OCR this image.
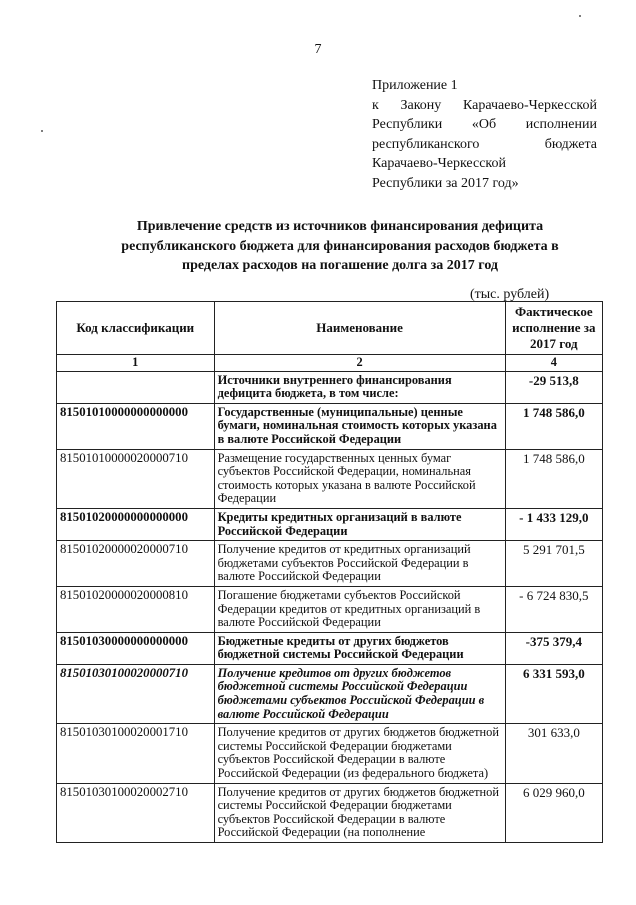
7
Приложение 1
к Закону Карачаево-Черкесской
Республики «Об исполнении
республиканского бюджета
Карачаево-Черкесской
Республики за 2017 год»
Привлечение средств из источников финансирования дефицита
республиканского бюджета для финансирования расходов бюджета в
пределах расходов на погашение долга за 2017 год
(тыс. рублей)
Код классификации	Наименование	Фактическое исполнение за 2017 год
1	2	4
	Источники внутреннего финансирования дефицита бюджета, в том числе:	-29 513,8
81501010000000000000	Государственные (муниципальные) ценные бумаги, номинальная стоимость которых указана в валюте Российской Федерации	1 748 586,0
81501010000020000710	Размещение государственных ценных бумаг субъектов Российской Федерации, номинальная стоимость которых указана в валюте Российской Федерации	1 748 586,0
81501020000000000000	Кредиты кредитных организаций в валюте Российской Федерации	- 1 433 129,0
81501020000020000710	Получение кредитов от кредитных организаций бюджетами субъектов Российской Федерации в валюте Российской Федерации	5 291 701,5
81501020000020000810	Погашение бюджетами субъектов Российской Федерации кредитов от кредитных организаций в валюте Российской Федерации	- 6 724 830,5
81501030000000000000	Бюджетные кредиты от других бюджетов бюджетной системы Российской Федерации	-375 379,4
81501030100020000710	Получение кредитов от других бюджетов бюджетной системы Российской Федерации бюджетами субъектов Российской Федерации в валюте Российской Федерации	6 331 593,0
81501030100020001710	Получение кредитов от других бюджетов бюджетной системы Российской Федерации бюджетами субъектов Российской Федерации в валюте Российской Федерации (из федерального бюджета)	301 633,0
81501030100020002710	Получение кредитов от других бюджетов бюджетной системы Российской Федерации бюджетами субъектов Российской Федерации в валюте Российской Федерации (на пополнение	6 029 960,0
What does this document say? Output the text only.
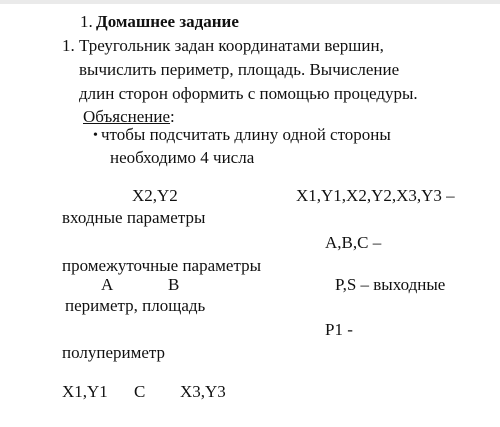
1. Домашнее задание
1. Треугольник задан координатами вершин,
вычислить периметр, площадь. Вычисление
длин сторон оформить с помощью процедуры.
Объяснение:
• чтобы подсчитать длину одной стороны
необходимо 4 числа
X2,Y2	X1,Y1,X2,Y2,X3,Y3 –
входные параметры
A,B,C –
промежуточные параметры
A	B	P,S – выходные
периметр, площадь
P1 -
полупериметр
X1,Y1 C X3,Y3
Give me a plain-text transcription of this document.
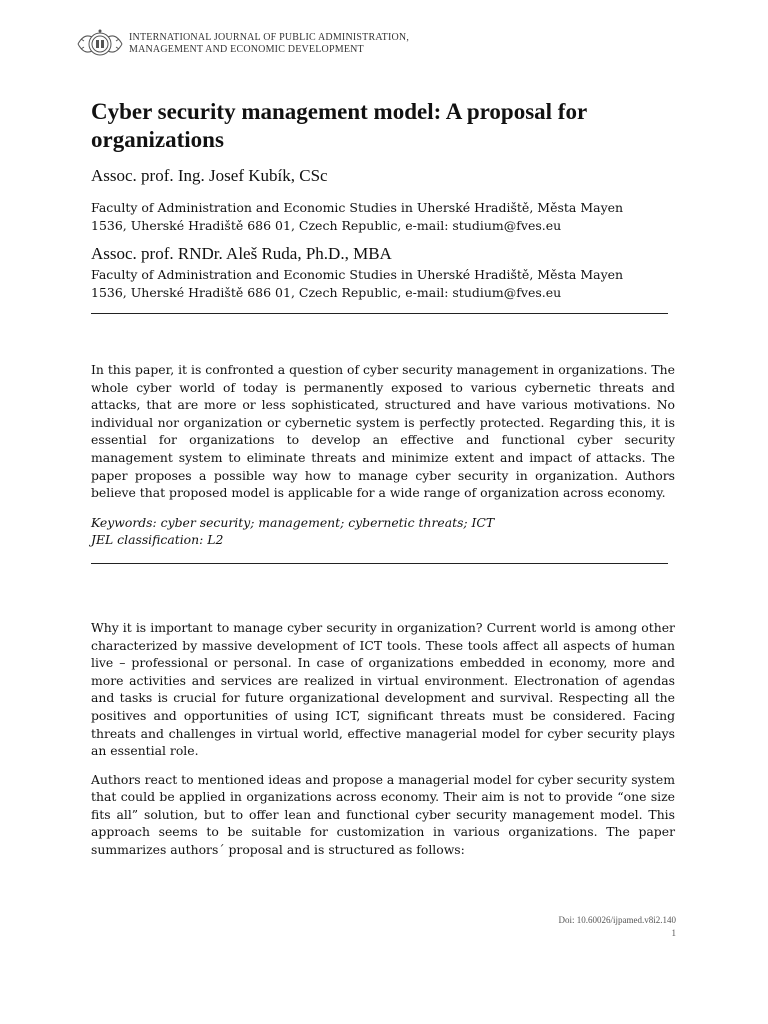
INTERNATIONAL JOURNAL OF PUBLIC ADMINISTRATION,
MANAGEMENT AND ECONOMIC DEVELOPMENT
Cyber security management model: A proposal for organizations

Assoc. prof. Ing. Josef Kubík, CSc

Faculty of Administration and Economic Studies in Uherské Hradiště, Města Mayen

1536, Uherské Hradiště 686 01, Czech Republic, e-mail: studium@fves.eu

Assoc. prof. RNDr. Aleš Ruda, Ph.D., MBA

Faculty of Administration and Economic Studies in Uherské Hradiště, Města Mayen

1536, Uherské Hradiště 686 01, Czech Republic, e-mail: studium@fves.eu

In this paper, it is confronted a question of cyber security management in organizations. The whole cyber world of today is permanently exposed to various cybernetic threats and attacks, that are more or less sophisticated, structured and have various motivations. No individual nor organization or cybernetic system is perfectly protected. Regarding this, it is essential for organizations to develop an effective and functional cyber security management system to eliminate threats and minimize extent and impact of attacks. The paper proposes a possible way how to manage cyber security in organization. Authors believe that proposed model is applicable for a wide range of organization across economy.

Keywords: cyber security; management; cybernetic threats; ICT

JEL classification: L2

Why it is important to manage cyber security in organization? Current world is among other characterized by massive development of ICT tools. These tools affect all aspects of human live – professional or personal. In case of organizations embedded in economy, more and more activities and services are realized in virtual environment. Electronation of agendas and tasks is crucial for future organizational development and survival. Respecting all the positives and opportunities of using ICT, significant threats must be considered. Facing threats and challenges in virtual world, effective managerial model for cyber security plays an essential role.

Authors react to mentioned ideas and propose a managerial model for cyber security system that could be applied in organizations across economy. Their aim is not to provide “one size fits all” solution, but to offer lean and functional cyber security management model. This approach seems to be suitable for customization in various organizations. The paper summarizes authors´ proposal and is structured as follows:

Doi: 10.60026/ijpamed.v8i2.140
1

····················

• Exercise details: Write out the entries above word for word. Do not include the pictures.

• Written answer:
OCR this image.
7
Приложение 1
к Закону Карачаево-Черкесской
Республики «Об исполнении
республиканского бюджета
Карачаево-Черкесской
Республики за 2017 год»
Привлечение средств из источников финансирования дефицита
республиканского бюджета для финансирования расходов бюджета в
пределах расходов на погашение долга за 2017 год
(тыс. рублей)
Код классификации	Наименование	Фактическое исполнение за 2017 год
1	2	4
	Источники внутреннего финансирования дефицита бюджета, в том числе:	-29 513,8
81501010000000000000	Государственные (муниципальные) ценные бумаги, номинальная стоимость которых указана в валюте Российской Федерации	1 748 586,0
81501010000020000710	Размещение государственных ценных бумаг субъектов Российской Федерации, номинальная стоимость которых указана в валюте Российской Федерации	1 748 586,0
81501020000000000000	Кредиты кредитных организаций в валюте Российской Федерации	- 1 433 129,0
81501020000020000710	Получение кредитов от кредитных организаций бюджетами субъектов Российской Федерации в валюте Российской Федерации	5 291 701,5
81501020000020000810	Погашение бюджетами субъектов Российской Федерации кредитов от кредитных организаций в валюте Российской Федерации	- 6 724 830,5
81501030000000000000	Бюджетные кредиты от других бюджетов бюджетной системы Российской Федерации	-375 379,4
81501030100020000710	Получение кредитов от других бюджетов бюджетной системы Российской Федерации бюджетами субъектов Российской Федерации в валюте Российской Федерации	6 331 593,0
81501030100020001710	Получение кредитов от других бюджетов бюджетной системы Российской Федерации бюджетами субъектов Российской Федерации в валюте Российской Федерации (из федерального бюджета)	301 633,0
81501030100020002710	Получение кредитов от других бюджетов бюджетной системы Российской Федерации бюджетами субъектов Российской Федерации в валюте Российской Федерации (на пополнение	6 029 960,0
What does this document say? Output the text only.
1. Домашнее задание
1. Треугольник задан координатами вершин,
вычислить периметр, площадь. Вычисление
длин сторон оформить с помощью процедуры.
Объяснение:
• чтобы подсчитать длину одной стороны
необходимо 4 числа
X2,Y2	X1,Y1,X2,Y2,X3,Y3 –
входные параметры
A,B,C –
промежуточные параметры
A	B	P,S – выходные
периметр, площадь
P1 -
полупериметр
X1,Y1 C X3,Y3
Give me a plain-text transcription of this document.
INTERNATIONAL JOURNAL OF PUBLIC ADMINISTRATION,
MANAGEMENT AND ECONOMIC DEVELOPMENT
Cyber security management model: A proposal for organizations

Assoc. prof. Ing. Josef Kubík, CSc

Faculty of Administration and Economic Studies in Uherské Hradiště, Města Mayen

1536, Uherské Hradiště 686 01, Czech Republic, e-mail: studium@fves.eu

Assoc. prof. RNDr. Aleš Ruda, Ph.D., MBA

Faculty of Administration and Economic Studies in Uherské Hradiště, Města Mayen

1536, Uherské Hradiště 686 01, Czech Republic, e-mail: studium@fves.eu

In this paper, it is confronted a question of cyber security management in organizations. The whole cyber world of today is permanently exposed to various cybernetic threats and attacks, that are more or less sophisticated, structured and have various motivations. No individual nor organization or cybernetic system is perfectly protected. Regarding this, it is essential for organizations to develop an effective and functional cyber security management system to eliminate threats and minimize extent and impact of attacks. The paper proposes a possible way how to manage cyber security in organization. Authors believe that proposed model is applicable for a wide range of organization across economy.

Keywords: cyber security; management; cybernetic threats; ICT

JEL classification: L2

Why it is important to manage cyber security in organization? Current world is among other characterized by massive development of ICT tools. These tools affect all aspects of human live – professional or personal. In case of organizations embedded in economy, more and more activities and services are realized in virtual environment. Electronation of agendas and tasks is crucial for future organizational development and survival. Respecting all the positives and opportunities of using ICT, significant threats must be considered. Facing threats and challenges in virtual world, effective managerial model for cyber security plays an essential role.

Authors react to mentioned ideas and propose a managerial model for cyber security system that could be applied in organizations across economy. Their aim is not to provide “one size fits all” solution, but to offer lean and functional cyber security management model. This approach seems to be suitable for customization in various organizations. The paper summarizes authors´ proposal and is structured as follows:

Doi: 10.60026/ijpamed.v8i2.140
1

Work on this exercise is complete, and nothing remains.